**WHAT TO DO:** Each line that includes "records" counts once; give the total and nothing besides.
---*---
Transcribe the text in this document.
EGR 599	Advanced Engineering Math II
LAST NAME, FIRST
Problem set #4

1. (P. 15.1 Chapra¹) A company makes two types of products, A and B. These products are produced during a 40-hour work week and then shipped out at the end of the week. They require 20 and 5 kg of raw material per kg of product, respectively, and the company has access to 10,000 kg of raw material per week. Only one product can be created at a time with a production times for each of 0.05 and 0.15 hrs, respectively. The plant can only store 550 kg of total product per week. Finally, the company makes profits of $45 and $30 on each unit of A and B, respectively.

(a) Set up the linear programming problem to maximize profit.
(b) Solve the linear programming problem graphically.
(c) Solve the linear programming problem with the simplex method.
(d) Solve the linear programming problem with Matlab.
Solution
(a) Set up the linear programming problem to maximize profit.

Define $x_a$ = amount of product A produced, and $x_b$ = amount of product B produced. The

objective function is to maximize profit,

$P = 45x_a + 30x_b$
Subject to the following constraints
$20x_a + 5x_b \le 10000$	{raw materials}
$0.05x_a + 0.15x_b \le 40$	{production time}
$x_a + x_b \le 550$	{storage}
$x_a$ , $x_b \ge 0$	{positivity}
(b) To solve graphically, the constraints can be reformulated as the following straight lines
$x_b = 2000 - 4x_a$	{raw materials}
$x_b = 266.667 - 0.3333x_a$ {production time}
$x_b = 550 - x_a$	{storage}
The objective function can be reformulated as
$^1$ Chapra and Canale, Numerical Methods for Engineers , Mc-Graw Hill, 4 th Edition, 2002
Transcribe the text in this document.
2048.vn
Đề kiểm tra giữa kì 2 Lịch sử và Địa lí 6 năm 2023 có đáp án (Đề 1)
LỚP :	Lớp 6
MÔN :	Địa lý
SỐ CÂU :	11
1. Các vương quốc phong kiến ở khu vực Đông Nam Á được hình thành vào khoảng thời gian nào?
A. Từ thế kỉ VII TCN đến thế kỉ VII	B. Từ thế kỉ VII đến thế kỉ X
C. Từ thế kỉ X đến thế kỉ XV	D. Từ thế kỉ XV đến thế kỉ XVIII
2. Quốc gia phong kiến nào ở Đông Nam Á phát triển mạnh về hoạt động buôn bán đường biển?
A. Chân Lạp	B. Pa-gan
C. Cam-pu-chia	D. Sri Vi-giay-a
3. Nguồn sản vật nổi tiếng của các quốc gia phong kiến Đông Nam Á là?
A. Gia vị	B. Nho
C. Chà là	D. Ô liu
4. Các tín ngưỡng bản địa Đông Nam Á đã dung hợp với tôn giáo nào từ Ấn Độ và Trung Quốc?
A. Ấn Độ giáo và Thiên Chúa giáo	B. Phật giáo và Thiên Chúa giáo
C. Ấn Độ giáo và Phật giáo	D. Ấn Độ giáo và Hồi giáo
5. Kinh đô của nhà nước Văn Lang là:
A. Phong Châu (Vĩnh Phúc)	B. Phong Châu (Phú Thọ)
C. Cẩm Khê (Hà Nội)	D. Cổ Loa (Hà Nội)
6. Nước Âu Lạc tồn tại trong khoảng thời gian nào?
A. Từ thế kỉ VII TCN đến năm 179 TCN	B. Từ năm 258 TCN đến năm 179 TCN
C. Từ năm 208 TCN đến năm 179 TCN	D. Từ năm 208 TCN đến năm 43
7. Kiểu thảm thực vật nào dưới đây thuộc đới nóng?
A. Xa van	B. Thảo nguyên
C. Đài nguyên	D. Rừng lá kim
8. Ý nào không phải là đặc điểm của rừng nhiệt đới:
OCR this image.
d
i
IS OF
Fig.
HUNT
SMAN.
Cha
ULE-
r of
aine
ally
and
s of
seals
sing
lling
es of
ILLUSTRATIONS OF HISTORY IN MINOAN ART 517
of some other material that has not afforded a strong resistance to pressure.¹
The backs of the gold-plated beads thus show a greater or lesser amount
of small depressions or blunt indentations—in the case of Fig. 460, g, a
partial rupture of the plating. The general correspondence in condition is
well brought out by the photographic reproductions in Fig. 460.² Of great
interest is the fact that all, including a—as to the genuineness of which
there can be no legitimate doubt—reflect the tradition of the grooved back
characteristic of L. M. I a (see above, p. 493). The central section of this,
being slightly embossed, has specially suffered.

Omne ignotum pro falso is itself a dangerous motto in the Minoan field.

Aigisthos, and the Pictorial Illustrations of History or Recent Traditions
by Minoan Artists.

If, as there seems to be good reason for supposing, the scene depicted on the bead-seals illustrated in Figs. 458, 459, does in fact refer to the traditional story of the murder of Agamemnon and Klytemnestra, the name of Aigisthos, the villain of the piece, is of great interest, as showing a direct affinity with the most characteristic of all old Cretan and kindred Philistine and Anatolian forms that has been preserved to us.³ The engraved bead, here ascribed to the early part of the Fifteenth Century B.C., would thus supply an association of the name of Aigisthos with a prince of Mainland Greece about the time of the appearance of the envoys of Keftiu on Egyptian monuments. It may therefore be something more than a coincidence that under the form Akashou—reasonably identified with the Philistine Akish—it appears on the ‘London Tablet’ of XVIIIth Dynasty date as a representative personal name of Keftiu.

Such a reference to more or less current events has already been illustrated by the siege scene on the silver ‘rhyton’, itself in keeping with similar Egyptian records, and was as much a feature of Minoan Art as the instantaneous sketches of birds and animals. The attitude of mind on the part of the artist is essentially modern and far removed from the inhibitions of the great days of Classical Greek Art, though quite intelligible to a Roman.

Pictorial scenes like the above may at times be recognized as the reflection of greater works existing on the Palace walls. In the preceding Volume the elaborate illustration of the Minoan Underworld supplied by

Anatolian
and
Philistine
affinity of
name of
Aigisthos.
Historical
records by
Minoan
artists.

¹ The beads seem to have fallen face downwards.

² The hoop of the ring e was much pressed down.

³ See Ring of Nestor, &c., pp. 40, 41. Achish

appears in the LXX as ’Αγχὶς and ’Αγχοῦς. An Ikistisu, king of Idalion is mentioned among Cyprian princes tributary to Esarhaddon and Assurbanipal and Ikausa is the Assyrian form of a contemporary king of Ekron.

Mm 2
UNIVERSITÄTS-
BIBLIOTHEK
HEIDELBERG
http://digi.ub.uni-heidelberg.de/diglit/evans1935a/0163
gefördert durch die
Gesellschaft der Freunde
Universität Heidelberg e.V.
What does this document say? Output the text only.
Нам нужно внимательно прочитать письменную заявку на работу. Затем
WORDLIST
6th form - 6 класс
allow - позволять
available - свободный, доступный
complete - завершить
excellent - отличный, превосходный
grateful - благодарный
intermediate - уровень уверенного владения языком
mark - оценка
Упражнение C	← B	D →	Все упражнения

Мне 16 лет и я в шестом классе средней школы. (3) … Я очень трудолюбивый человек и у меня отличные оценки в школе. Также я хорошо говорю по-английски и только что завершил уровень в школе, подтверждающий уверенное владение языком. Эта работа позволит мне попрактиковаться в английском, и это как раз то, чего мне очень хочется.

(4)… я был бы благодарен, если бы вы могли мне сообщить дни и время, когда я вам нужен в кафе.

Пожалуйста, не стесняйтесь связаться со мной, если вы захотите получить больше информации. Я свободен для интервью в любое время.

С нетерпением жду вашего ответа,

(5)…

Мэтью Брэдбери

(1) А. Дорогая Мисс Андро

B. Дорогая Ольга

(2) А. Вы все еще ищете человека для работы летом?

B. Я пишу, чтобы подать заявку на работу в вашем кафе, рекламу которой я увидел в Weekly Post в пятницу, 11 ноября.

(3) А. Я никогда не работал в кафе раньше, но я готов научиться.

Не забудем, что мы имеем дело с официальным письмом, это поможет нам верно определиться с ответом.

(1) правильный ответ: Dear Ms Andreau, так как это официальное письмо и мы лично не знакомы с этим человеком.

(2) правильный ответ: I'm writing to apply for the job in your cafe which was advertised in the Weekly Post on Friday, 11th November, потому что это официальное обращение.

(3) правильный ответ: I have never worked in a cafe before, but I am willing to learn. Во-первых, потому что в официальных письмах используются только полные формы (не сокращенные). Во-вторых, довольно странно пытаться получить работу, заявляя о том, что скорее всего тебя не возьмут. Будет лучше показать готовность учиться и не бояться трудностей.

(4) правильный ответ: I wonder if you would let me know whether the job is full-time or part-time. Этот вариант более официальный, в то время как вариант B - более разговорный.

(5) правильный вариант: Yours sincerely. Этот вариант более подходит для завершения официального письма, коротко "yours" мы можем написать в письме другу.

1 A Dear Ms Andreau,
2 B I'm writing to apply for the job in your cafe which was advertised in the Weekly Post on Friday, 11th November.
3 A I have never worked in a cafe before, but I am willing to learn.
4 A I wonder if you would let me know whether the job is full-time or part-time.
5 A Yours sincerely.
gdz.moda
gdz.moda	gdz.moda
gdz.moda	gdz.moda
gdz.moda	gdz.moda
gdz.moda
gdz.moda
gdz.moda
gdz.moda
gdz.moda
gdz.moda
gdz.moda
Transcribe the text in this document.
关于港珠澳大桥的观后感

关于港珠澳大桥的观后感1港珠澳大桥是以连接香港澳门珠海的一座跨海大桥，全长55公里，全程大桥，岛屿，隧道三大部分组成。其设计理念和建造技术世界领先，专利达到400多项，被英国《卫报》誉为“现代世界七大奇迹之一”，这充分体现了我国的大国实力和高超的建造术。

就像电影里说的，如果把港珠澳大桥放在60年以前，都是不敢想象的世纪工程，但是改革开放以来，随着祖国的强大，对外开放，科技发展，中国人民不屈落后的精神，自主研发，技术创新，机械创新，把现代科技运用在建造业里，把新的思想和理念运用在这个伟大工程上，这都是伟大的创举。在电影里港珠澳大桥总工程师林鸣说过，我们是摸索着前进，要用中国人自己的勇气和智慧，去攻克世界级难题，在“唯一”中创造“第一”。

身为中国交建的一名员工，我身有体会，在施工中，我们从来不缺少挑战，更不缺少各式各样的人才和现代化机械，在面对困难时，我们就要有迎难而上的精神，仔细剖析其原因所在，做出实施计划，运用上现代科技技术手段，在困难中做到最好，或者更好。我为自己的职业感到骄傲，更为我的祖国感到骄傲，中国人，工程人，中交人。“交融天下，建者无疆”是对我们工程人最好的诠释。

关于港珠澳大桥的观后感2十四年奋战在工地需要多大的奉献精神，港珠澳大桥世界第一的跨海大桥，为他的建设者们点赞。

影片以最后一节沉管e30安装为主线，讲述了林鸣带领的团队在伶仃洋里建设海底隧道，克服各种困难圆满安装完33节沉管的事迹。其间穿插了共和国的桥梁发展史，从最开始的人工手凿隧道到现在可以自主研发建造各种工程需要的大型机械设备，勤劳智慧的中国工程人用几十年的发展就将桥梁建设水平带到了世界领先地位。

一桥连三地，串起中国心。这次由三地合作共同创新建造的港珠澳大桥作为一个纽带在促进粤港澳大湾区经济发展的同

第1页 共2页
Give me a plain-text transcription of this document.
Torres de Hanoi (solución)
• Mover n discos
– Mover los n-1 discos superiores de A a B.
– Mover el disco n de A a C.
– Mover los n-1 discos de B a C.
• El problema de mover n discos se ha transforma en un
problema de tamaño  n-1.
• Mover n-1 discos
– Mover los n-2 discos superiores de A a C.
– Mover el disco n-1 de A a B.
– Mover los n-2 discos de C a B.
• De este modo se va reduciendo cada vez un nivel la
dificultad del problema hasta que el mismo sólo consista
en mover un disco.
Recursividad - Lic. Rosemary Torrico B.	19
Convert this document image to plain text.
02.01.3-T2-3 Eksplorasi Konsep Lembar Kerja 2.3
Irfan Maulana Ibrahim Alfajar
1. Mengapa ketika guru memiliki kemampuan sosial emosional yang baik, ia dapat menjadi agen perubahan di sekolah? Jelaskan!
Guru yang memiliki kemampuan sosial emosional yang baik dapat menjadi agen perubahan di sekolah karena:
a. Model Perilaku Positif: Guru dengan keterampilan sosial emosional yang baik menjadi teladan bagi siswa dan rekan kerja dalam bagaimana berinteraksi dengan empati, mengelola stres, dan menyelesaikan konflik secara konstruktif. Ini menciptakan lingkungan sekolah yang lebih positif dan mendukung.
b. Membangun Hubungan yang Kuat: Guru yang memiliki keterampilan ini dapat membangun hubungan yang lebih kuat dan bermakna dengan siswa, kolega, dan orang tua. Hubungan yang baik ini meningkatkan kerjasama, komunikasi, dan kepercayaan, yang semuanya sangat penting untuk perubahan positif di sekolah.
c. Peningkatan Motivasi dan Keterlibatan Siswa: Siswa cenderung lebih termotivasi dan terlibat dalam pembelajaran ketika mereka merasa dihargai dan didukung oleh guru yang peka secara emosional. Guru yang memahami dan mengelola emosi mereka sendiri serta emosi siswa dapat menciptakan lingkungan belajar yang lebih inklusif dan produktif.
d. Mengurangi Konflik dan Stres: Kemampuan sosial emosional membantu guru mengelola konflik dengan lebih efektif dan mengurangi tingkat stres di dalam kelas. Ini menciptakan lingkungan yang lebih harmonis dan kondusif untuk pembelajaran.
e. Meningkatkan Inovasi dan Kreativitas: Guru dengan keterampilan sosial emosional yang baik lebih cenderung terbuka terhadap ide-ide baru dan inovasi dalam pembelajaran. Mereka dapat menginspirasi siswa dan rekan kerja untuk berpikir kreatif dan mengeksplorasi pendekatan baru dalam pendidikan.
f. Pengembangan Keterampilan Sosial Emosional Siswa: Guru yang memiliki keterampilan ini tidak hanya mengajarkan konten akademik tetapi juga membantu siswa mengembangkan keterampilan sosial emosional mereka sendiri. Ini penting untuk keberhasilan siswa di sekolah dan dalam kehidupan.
---*---
**WORKED SOLUTION:** 2